* _WHAT THIS TASK INVOLVES_: Repeat the data that follows, word for word, without the images.

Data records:
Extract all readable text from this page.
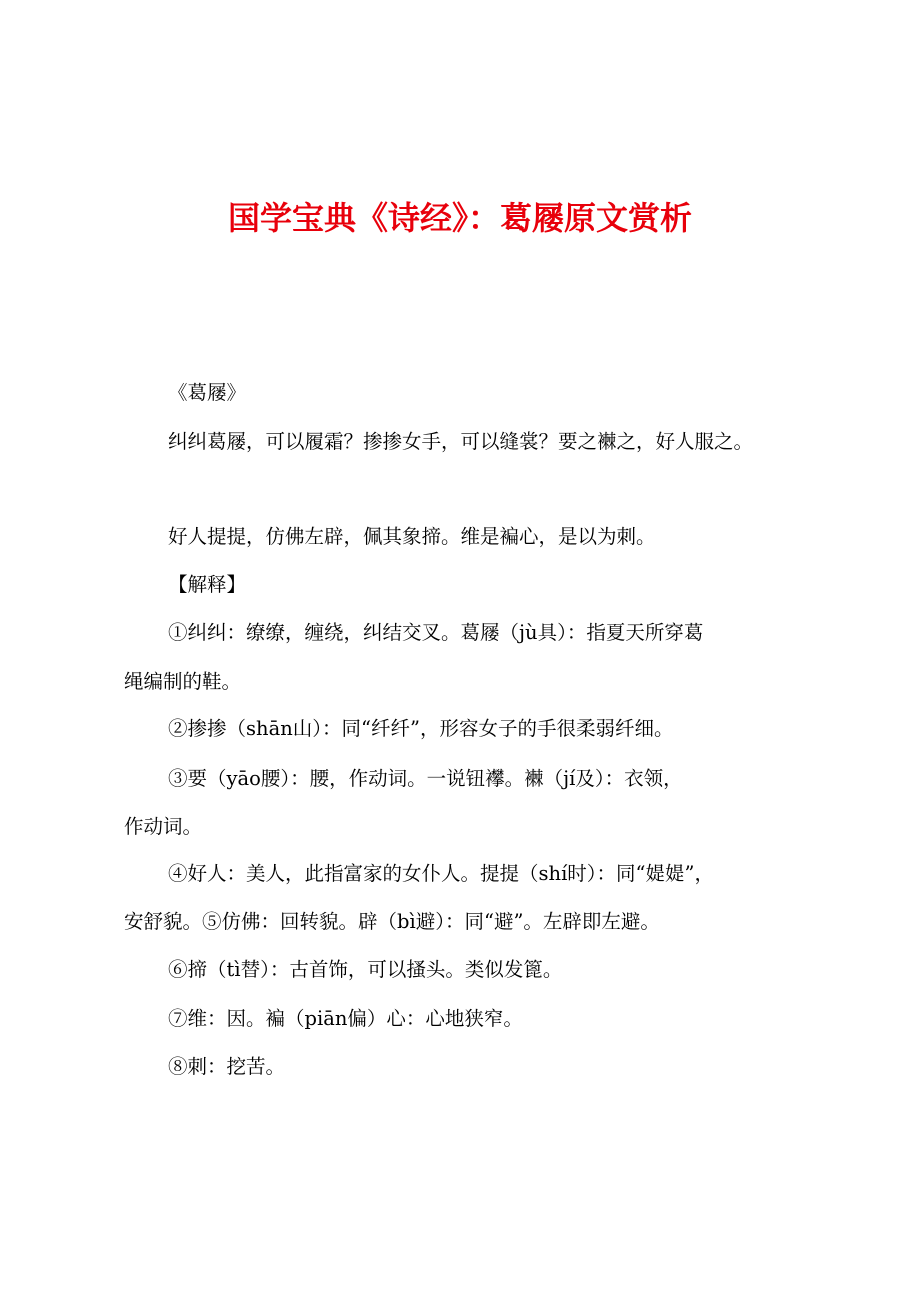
国学宝典《诗经》：葛屦原文赏析

《葛屦》

纠纠葛屦，可以履霜？掺掺女手，可以缝裳？要之襋之，好人服之。

好人提提，仿佛左辟，佩其象揥。维是褊心，是以为刺。

【解释】

①纠纠：缭缭，缠绕，纠结交叉。葛屦（jù具）：指夏天所穿葛

绳编制的鞋。

②掺掺（shān山）：同“纤纤”，形容女子的手很柔弱纤细。

③要（yāo腰）：腰，作动词。一说钮襻。襋（jí及）：衣领，

作动词。

④好人：美人，此指富家的女仆人。提提（shí时）：同“媞媞”，

安舒貌。⑤仿佛：回转貌。辟（bì避）：同“避”。左辟即左避。

⑥揥（tì替）：古首饰，可以搔头。类似发篦。

⑦维：因。褊（piān偏）心：心地狭窄。

⑧刺：挖苦。
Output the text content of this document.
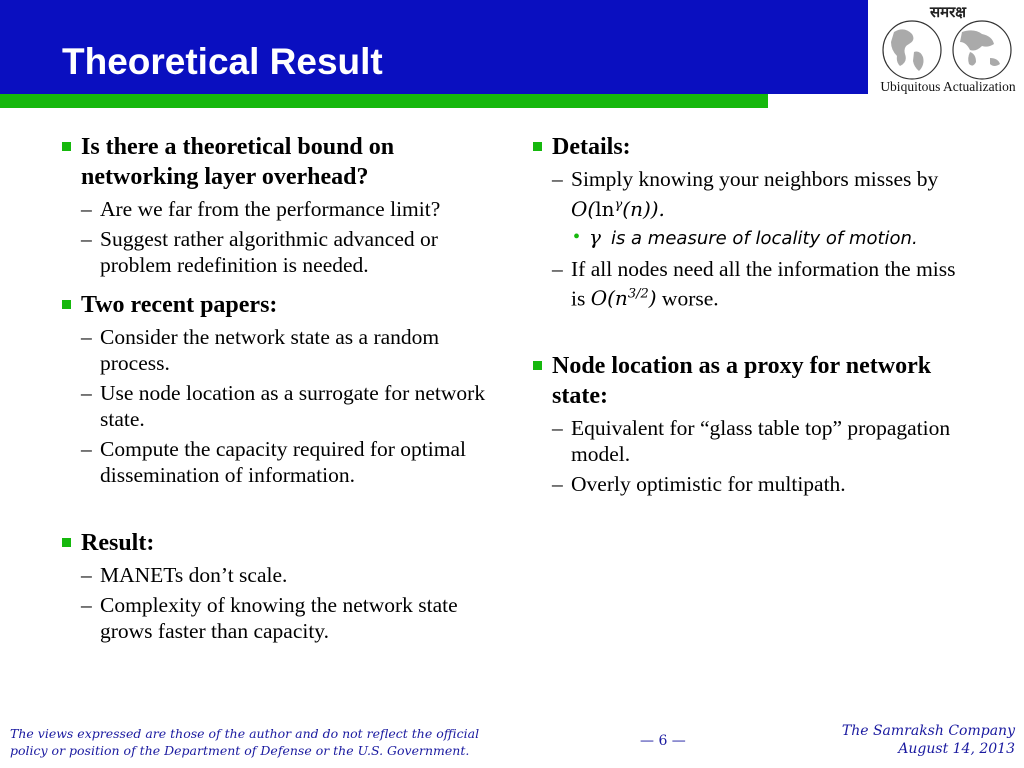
Theoretical Result
समरक्ष
Ubiquitous Actualization
Is there a theoretical bound on networking layer overhead?
– Are we far from the performance limit?
– Suggest rather algorithmic advanced or problem redefinition is needed.
Two recent papers:
– Consider the network state as a random process.
– Use node location as a surrogate for network state.
– Compute the capacity required for optimal dissemination of information.
Result:
– MANETs don’t scale.
– Complexity of knowing the network state grows faster than capacity.
Details:
– Simply knowing your neighbors misses by $O(\ln^\gamma(n))$.
• γ is a measure of locality of motion.
– If all nodes need all the information the miss is $O(n^{3/2})$ worse.
Node location as a proxy for network state:
– Equivalent for “glass table top” propagation model.
– Overly optimistic for multipath.
The views expressed are those of the author and do not reflect the official
policy or position of the Department of Defense or the U.S. Government.
— 6 —
The Samraksh Company
August 14, 2013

* _TASK RESULT_:
Extract all readable text from this page.
国学宝典《诗经》：葛屦原文赏析

《葛屦》

纠纠葛屦，可以履霜？掺掺女手，可以缝裳？要之襋之，好人服之。

好人提提，仿佛左辟，佩其象揥。维是褊心，是以为刺。

【解释】

①纠纠：缭缭，缠绕，纠结交叉。葛屦（jù具）：指夏天所穿葛

绳编制的鞋。

②掺掺（shān山）：同“纤纤”，形容女子的手很柔弱纤细。

③要（yāo腰）：腰，作动词。一说钮襻。襋（jí及）：衣领，

作动词。

④好人：美人，此指富家的女仆人。提提（shí时）：同“媞媞”，

安舒貌。⑤仿佛：回转貌。辟（bì避）：同“避”。左辟即左避。

⑥揥（tì替）：古首饰，可以搔头。类似发篦。

⑦维：因。褊（piān偏）心：心地狭窄。

⑧刺：挖苦。
Output the text content of this document.
Theoretical Result
समरक्ष
Ubiquitous Actualization
Is there a theoretical bound on networking layer overhead?
– Are we far from the performance limit?
– Suggest rather algorithmic advanced or problem redefinition is needed.
Two recent papers:
– Consider the network state as a random process.
– Use node location as a surrogate for network state.
– Compute the capacity required for optimal dissemination of information.
Result:
– MANETs don’t scale.
– Complexity of knowing the network state grows faster than capacity.
Details:
– Simply knowing your neighbors misses by $O(\ln^\gamma(n))$.
• γ is a measure of locality of motion.
– If all nodes need all the information the miss is $O(n^{3/2})$ worse.
Node location as a proxy for network state:
– Equivalent for “glass table top” propagation model.
– Overly optimistic for multipath.
The views expressed are those of the author and do not reflect the official
policy or position of the Department of Defense or the U.S. Government.
— 6 —
The Samraksh Company
August 14, 2013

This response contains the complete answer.